Leave out any pictures and transcribe all other data below exactly.

■ Record excerpts:
--------------------------------

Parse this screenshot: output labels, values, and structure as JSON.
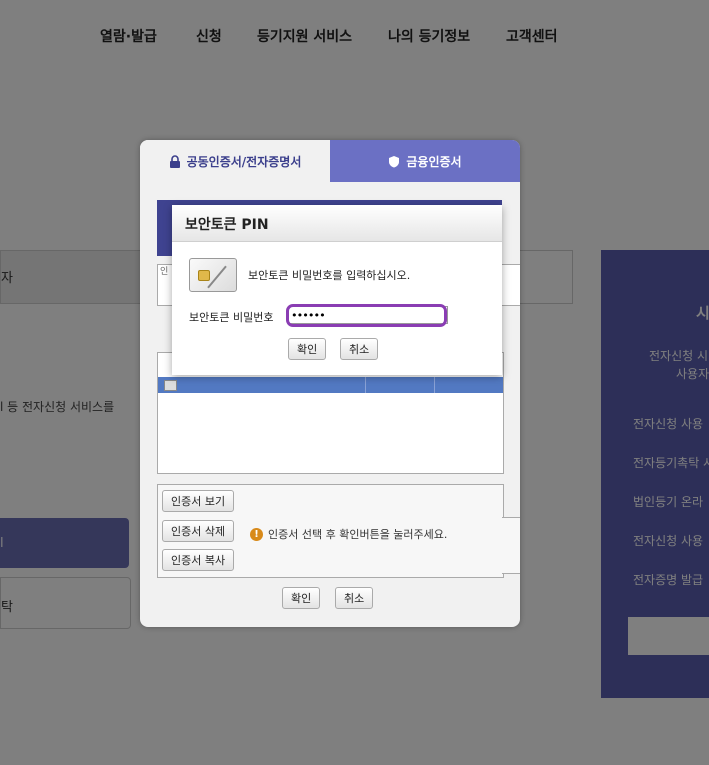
{
  "nav": {
    "items": [
      "열람·발급",
      "신청",
      "등기지원 서비스",
      "나의 등기정보",
      "고객센터"
    ]
  },
  "background": {
    "left_tab_label": "자",
    "left_text": "l 등 전자신청 서비스를",
    "left_button1_label": "l",
    "left_button2_label": "탁",
    "right_panel": {
      "title": "시",
      "lines": [
        "전자신청 시",
        "사용자",
        "전자신청 사용",
        "전자등기촉탁 시",
        "법인등기 온라",
        "전자신청 사용",
        "전자증명 발급"
      ]
    }
  },
  "cert_dialog": {
    "tab_active_label": "공동인증서/전자증명서",
    "tab_inactive_label": "금융인증서",
    "area_label": "인",
    "buttons": {
      "view": "인증서 보기",
      "delete": "인증서 삭제",
      "copy": "인증서 복사",
      "confirm": "확인",
      "cancel": "취소"
    },
    "hint": "인증서 선택 후 확인버튼을 눌러주세요."
  },
  "pin_dialog": {
    "title": "보안토큰 PIN",
    "message": "보안토큰 비밀번호를 입력하십시오.",
    "password_label": "보안토큰 비밀번호",
    "password_value": "••••••",
    "confirm_label": "확인",
    "cancel_label": "취소"
  },
  "colors": {
    "accent": "#6b70c4",
    "highlight": "#8a3db3",
    "selected_row": "#5279c2"
  }
}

--------------------------------

■ Exercise response:
Parse this screenshot: output labels, values, and structure as JSON.
{
  "nav": {
    "items": [
      "열람·발급",
      "신청",
      "등기지원 서비스",
      "나의 등기정보",
      "고객센터"
    ]
  },
  "background": {
    "left_tab_label": "자",
    "left_text": "l 등 전자신청 서비스를",
    "left_button1_label": "l",
    "left_button2_label": "탁",
    "right_panel": {
      "title": "시",
      "lines": [
        "전자신청 시",
        "사용자",
        "전자신청 사용",
        "전자등기촉탁 시",
        "법인등기 온라",
        "전자신청 사용",
        "전자증명 발급"
      ]
    }
  },
  "cert_dialog": {
    "tab_active_label": "공동인증서/전자증명서",
    "tab_inactive_label": "금융인증서",
    "area_label": "인",
    "buttons": {
      "view": "인증서 보기",
      "delete": "인증서 삭제",
      "copy": "인증서 복사",
      "confirm": "확인",
      "cancel": "취소"
    },
    "hint": "인증서 선택 후 확인버튼을 눌러주세요."
  },
  "pin_dialog": {
    "title": "보안토큰 PIN",
    "message": "보안토큰 비밀번호를 입력하십시오.",
    "password_label": "보안토큰 비밀번호",
    "password_value": "••••••",
    "confirm_label": "확인",
    "cancel_label": "취소"
  },
  "colors": {
    "accent": "#6b70c4",
    "highlight": "#8a3db3",
    "selected_row": "#5279c2"
  }
}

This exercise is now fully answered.